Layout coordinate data
• • • • • • •

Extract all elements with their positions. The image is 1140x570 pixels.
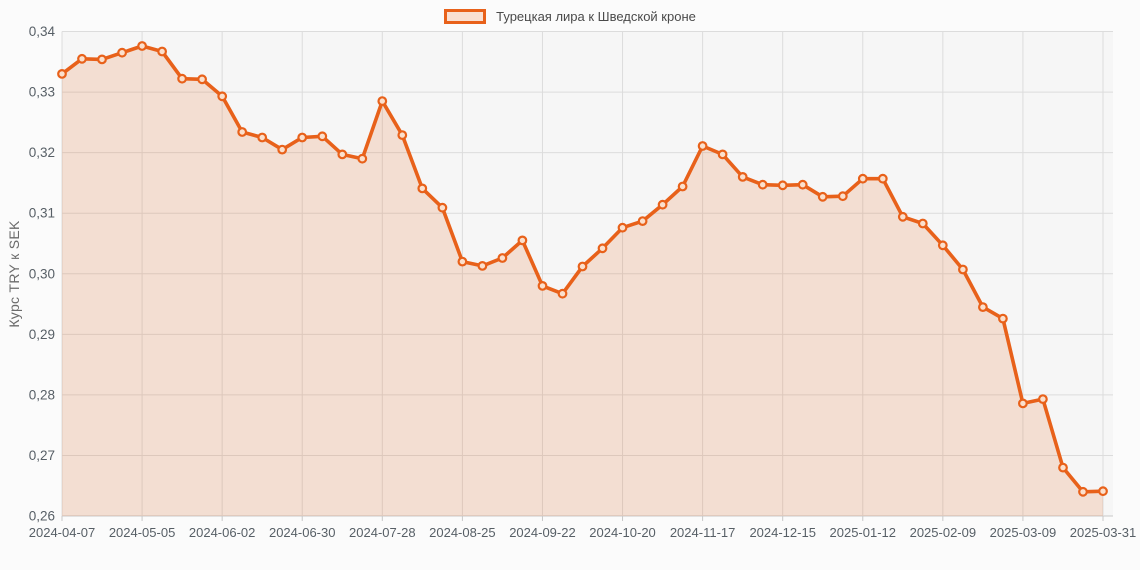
data-point[interactable] bbox=[897, 211, 908, 222]
x-tick-label: 2024-08-25 bbox=[429, 525, 496, 540]
data-point[interactable] bbox=[557, 288, 568, 299]
data-point[interactable] bbox=[617, 222, 628, 233]
data-point[interactable] bbox=[337, 149, 348, 160]
y-tick-label: 0,30 bbox=[29, 266, 55, 281]
y-gridlines bbox=[62, 31, 1113, 517]
y-tick-labels: 0,34 0,33 0,32 0,31 0,30 0,29 0,28 0,27 0,26 bbox=[29, 24, 56, 524]
x-tick-label: 2024-10-20 bbox=[589, 525, 656, 540]
data-point[interactable] bbox=[1018, 398, 1028, 409]
legend-series-label: Турецкая лира к Шведской кроне bbox=[496, 8, 696, 24]
data-point[interactable] bbox=[277, 144, 288, 155]
x-tick-label: 2025-03-31 bbox=[1070, 525, 1137, 540]
data-point[interactable] bbox=[497, 253, 508, 263]
data-point[interactable] bbox=[978, 302, 988, 313]
data-point[interactable] bbox=[477, 261, 488, 271]
area-series-fill bbox=[62, 46, 1103, 516]
y-tick-label: 0,28 bbox=[29, 387, 55, 402]
x-tick-labels: 2024-04-07 2024-05-05 2024-06-02 2024-06-30… bbox=[29, 525, 1137, 540]
y-tick-label: 0,31 bbox=[29, 206, 55, 221]
data-point[interactable] bbox=[197, 74, 208, 85]
data-point[interactable] bbox=[517, 235, 528, 246]
data-point[interactable] bbox=[97, 54, 107, 65]
data-point[interactable] bbox=[797, 179, 808, 190]
data-point[interactable] bbox=[297, 132, 308, 143]
data-point[interactable] bbox=[137, 41, 148, 51]
x-tick-label: 2025-01-12 bbox=[830, 525, 897, 540]
data-point[interactable] bbox=[677, 181, 688, 192]
data-points bbox=[57, 41, 1108, 497]
y-tick-label: 0,29 bbox=[29, 327, 55, 342]
data-point[interactable] bbox=[177, 73, 188, 84]
data-point[interactable] bbox=[157, 46, 168, 57]
data-point[interactable] bbox=[837, 191, 848, 202]
data-point[interactable] bbox=[1058, 462, 1068, 473]
data-point[interactable] bbox=[77, 53, 87, 64]
data-point[interactable] bbox=[917, 218, 928, 229]
legend-series-swatch-icon bbox=[444, 8, 487, 24]
data-point[interactable] bbox=[998, 313, 1008, 324]
x-tick-label: 2024-12-15 bbox=[749, 525, 816, 540]
x-tick-label: 2024-11-17 bbox=[670, 525, 736, 540]
data-point[interactable] bbox=[577, 261, 588, 272]
y-tick-label: 0,27 bbox=[29, 448, 55, 463]
x-gridlines bbox=[61, 31, 1104, 521]
data-point[interactable] bbox=[237, 127, 248, 137]
y-tick-label: 0,33 bbox=[29, 85, 55, 100]
data-point[interactable] bbox=[117, 47, 127, 58]
data-point[interactable] bbox=[637, 216, 648, 227]
y-tick-label: 0,32 bbox=[29, 145, 55, 160]
data-point[interactable] bbox=[1098, 486, 1108, 497]
data-point[interactable] bbox=[397, 130, 408, 141]
data-point[interactable] bbox=[717, 149, 728, 160]
data-point[interactable] bbox=[377, 96, 388, 106]
x-tick-label: 2024-04-07 bbox=[29, 525, 96, 540]
y-tick-label: 0,34 bbox=[29, 24, 56, 39]
data-point[interactable] bbox=[257, 132, 268, 143]
x-tick-label: 2024-05-05 bbox=[109, 525, 176, 540]
data-point[interactable] bbox=[657, 199, 668, 210]
data-point[interactable] bbox=[937, 240, 948, 251]
data-point[interactable] bbox=[958, 264, 968, 275]
data-point[interactable] bbox=[437, 202, 448, 213]
x-tick-label: 2024-09-22 bbox=[509, 525, 576, 540]
data-point[interactable] bbox=[817, 191, 828, 202]
data-point[interactable] bbox=[317, 131, 328, 142]
data-point[interactable] bbox=[1037, 394, 1048, 405]
x-tick-label: 2024-06-02 bbox=[189, 525, 256, 540]
data-point[interactable] bbox=[357, 153, 368, 164]
data-point[interactable] bbox=[757, 179, 768, 190]
data-point[interactable] bbox=[217, 91, 228, 102]
x-tick-label: 2024-06-30 bbox=[269, 525, 336, 540]
data-point[interactable] bbox=[537, 281, 548, 291]
data-point[interactable] bbox=[697, 141, 708, 151]
data-point[interactable] bbox=[777, 180, 788, 191]
data-point[interactable] bbox=[737, 171, 748, 182]
data-point[interactable] bbox=[877, 173, 888, 184]
data-point[interactable] bbox=[857, 173, 868, 184]
x-tick-label: 2024-07-28 bbox=[349, 525, 416, 540]
data-point[interactable] bbox=[597, 243, 608, 254]
data-point[interactable] bbox=[1078, 486, 1088, 497]
data-point[interactable] bbox=[417, 183, 428, 194]
x-tick-label: 2025-03-09 bbox=[990, 525, 1057, 540]
chart-legend[interactable]: Турецкая лира к Шведской кроне bbox=[0, 6, 1140, 26]
data-point[interactable] bbox=[457, 256, 468, 267]
data-point[interactable] bbox=[57, 68, 67, 79]
x-tick-label: 2025-02-09 bbox=[910, 525, 977, 540]
y-tick-label: 0,26 bbox=[29, 509, 55, 524]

• • • • • • •

**Set exercise**
Return every line of the records above verbatim, omitting the pictures.

**Written solution**
Extract all elements with their positions. The image is 1140x570 pixels.
data-point[interactable] bbox=[897, 211, 908, 222]
x-tick-label: 2024-08-25 bbox=[429, 525, 496, 540]
data-point[interactable] bbox=[557, 288, 568, 299]
data-point[interactable] bbox=[617, 222, 628, 233]
data-point[interactable] bbox=[337, 149, 348, 160]
y-tick-label: 0,30 bbox=[29, 266, 55, 281]
y-gridlines bbox=[62, 31, 1113, 517]
y-tick-labels: 0,34 0,33 0,32 0,31 0,30 0,29 0,28 0,27 0,26 bbox=[29, 24, 56, 524]
x-tick-label: 2024-10-20 bbox=[589, 525, 656, 540]
data-point[interactable] bbox=[1018, 398, 1028, 409]
legend-series-label: Турецкая лира к Шведской кроне bbox=[496, 8, 696, 24]
data-point[interactable] bbox=[277, 144, 288, 155]
x-tick-label: 2025-03-31 bbox=[1070, 525, 1137, 540]
data-point[interactable] bbox=[497, 253, 508, 263]
data-point[interactable] bbox=[978, 302, 988, 313]
data-point[interactable] bbox=[477, 261, 488, 271]
area-series-fill bbox=[62, 46, 1103, 516]
y-tick-label: 0,28 bbox=[29, 387, 55, 402]
x-tick-labels: 2024-04-07 2024-05-05 2024-06-02 2024-06-30… bbox=[29, 525, 1137, 540]
y-tick-label: 0,31 bbox=[29, 206, 55, 221]
data-point[interactable] bbox=[197, 74, 208, 85]
data-point[interactable] bbox=[517, 235, 528, 246]
data-point[interactable] bbox=[97, 54, 107, 65]
data-point[interactable] bbox=[797, 179, 808, 190]
data-point[interactable] bbox=[297, 132, 308, 143]
data-point[interactable] bbox=[137, 41, 148, 51]
x-tick-label: 2025-01-12 bbox=[830, 525, 897, 540]
data-point[interactable] bbox=[677, 181, 688, 192]
data-points bbox=[57, 41, 1108, 497]
y-tick-label: 0,29 bbox=[29, 327, 55, 342]
data-point[interactable] bbox=[177, 73, 188, 84]
data-point[interactable] bbox=[157, 46, 168, 57]
data-point[interactable] bbox=[837, 191, 848, 202]
data-point[interactable] bbox=[1058, 462, 1068, 473]
data-point[interactable] bbox=[77, 53, 87, 64]
data-point[interactable] bbox=[917, 218, 928, 229]
legend-series-swatch-icon bbox=[444, 8, 487, 24]
data-point[interactable] bbox=[998, 313, 1008, 324]
x-tick-label: 2024-12-15 bbox=[749, 525, 816, 540]
x-tick-label: 2024-11-17 bbox=[670, 525, 736, 540]
data-point[interactable] bbox=[577, 261, 588, 272]
y-tick-label: 0,27 bbox=[29, 448, 55, 463]
x-gridlines bbox=[61, 31, 1104, 521]
data-point[interactable] bbox=[237, 127, 248, 137]
y-tick-label: 0,33 bbox=[29, 85, 55, 100]
data-point[interactable] bbox=[117, 47, 127, 58]
data-point[interactable] bbox=[637, 216, 648, 227]
y-tick-label: 0,32 bbox=[29, 145, 55, 160]
data-point[interactable] bbox=[1098, 486, 1108, 497]
data-point[interactable] bbox=[397, 130, 408, 141]
data-point[interactable] bbox=[717, 149, 728, 160]
data-point[interactable] bbox=[377, 96, 388, 106]
x-tick-label: 2024-04-07 bbox=[29, 525, 96, 540]
y-tick-label: 0,34 bbox=[29, 24, 56, 39]
data-point[interactable] bbox=[257, 132, 268, 143]
x-tick-label: 2024-05-05 bbox=[109, 525, 176, 540]
data-point[interactable] bbox=[657, 199, 668, 210]
data-point[interactable] bbox=[937, 240, 948, 251]
data-point[interactable] bbox=[958, 264, 968, 275]
data-point[interactable] bbox=[437, 202, 448, 213]
x-tick-label: 2024-09-22 bbox=[509, 525, 576, 540]
data-point[interactable] bbox=[817, 191, 828, 202]
data-point[interactable] bbox=[317, 131, 328, 142]
data-point[interactable] bbox=[1037, 394, 1048, 405]
x-tick-label: 2024-06-02 bbox=[189, 525, 256, 540]
data-point[interactable] bbox=[357, 153, 368, 164]
data-point[interactable] bbox=[757, 179, 768, 190]
data-point[interactable] bbox=[217, 91, 228, 102]
x-tick-label: 2024-06-30 bbox=[269, 525, 336, 540]
data-point[interactable] bbox=[537, 281, 548, 291]
data-point[interactable] bbox=[697, 141, 708, 151]
data-point[interactable] bbox=[777, 180, 788, 191]
data-point[interactable] bbox=[737, 171, 748, 182]
data-point[interactable] bbox=[877, 173, 888, 184]
data-point[interactable] bbox=[857, 173, 868, 184]
x-tick-label: 2024-07-28 bbox=[349, 525, 416, 540]
data-point[interactable] bbox=[597, 243, 608, 254]
data-point[interactable] bbox=[1078, 486, 1088, 497]
data-point[interactable] bbox=[417, 183, 428, 194]
x-tick-label: 2025-03-09 bbox=[990, 525, 1057, 540]
chart-legend[interactable]: Турецкая лира к Шведской кроне bbox=[0, 6, 1140, 26]
data-point[interactable] bbox=[457, 256, 468, 267]
data-point[interactable] bbox=[57, 68, 67, 79]
x-tick-label: 2025-02-09 bbox=[910, 525, 977, 540]
y-tick-label: 0,26 bbox=[29, 509, 55, 524]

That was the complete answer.